Given problem: Your task is to copy every line of the entries that contains "铁焊接弯头".

------------------------------------------------------------

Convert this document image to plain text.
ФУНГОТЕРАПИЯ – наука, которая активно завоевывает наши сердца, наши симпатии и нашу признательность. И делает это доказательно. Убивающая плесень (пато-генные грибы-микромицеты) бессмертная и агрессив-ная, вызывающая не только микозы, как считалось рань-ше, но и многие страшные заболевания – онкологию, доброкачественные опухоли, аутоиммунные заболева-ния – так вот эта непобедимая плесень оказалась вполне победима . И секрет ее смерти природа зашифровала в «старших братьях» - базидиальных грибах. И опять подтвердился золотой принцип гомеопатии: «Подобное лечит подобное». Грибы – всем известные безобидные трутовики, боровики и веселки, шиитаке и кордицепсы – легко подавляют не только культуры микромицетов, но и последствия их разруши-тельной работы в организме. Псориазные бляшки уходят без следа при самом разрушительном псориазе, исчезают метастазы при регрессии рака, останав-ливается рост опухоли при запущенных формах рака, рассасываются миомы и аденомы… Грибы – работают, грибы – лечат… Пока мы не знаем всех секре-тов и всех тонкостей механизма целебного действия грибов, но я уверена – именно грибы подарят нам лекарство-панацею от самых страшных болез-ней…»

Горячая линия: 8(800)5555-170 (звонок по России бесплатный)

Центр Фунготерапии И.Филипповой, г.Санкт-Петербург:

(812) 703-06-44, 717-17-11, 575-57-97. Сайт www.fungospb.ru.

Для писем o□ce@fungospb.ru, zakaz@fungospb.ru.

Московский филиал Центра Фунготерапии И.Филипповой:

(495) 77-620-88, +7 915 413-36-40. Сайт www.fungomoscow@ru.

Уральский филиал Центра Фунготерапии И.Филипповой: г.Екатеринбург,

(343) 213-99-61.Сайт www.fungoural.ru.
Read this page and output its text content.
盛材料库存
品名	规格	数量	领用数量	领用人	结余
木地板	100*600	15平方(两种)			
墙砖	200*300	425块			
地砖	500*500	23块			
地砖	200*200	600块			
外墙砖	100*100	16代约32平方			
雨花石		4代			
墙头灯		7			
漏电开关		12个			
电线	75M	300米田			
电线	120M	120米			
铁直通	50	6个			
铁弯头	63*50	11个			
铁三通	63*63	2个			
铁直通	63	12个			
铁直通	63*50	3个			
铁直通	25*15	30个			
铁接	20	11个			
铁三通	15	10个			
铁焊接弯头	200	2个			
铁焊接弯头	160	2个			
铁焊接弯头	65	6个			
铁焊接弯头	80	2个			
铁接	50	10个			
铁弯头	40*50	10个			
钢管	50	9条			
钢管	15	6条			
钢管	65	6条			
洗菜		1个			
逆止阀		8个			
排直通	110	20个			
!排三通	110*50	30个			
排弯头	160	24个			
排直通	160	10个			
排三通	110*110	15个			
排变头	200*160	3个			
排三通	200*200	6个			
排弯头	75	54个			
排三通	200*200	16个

------------------------------------------------------------

Task solution:
铁焊接弯头	200	2个			
铁焊接弯头	160	2个			
铁焊接弯头	65	6个			
铁焊接弯头	80	2个			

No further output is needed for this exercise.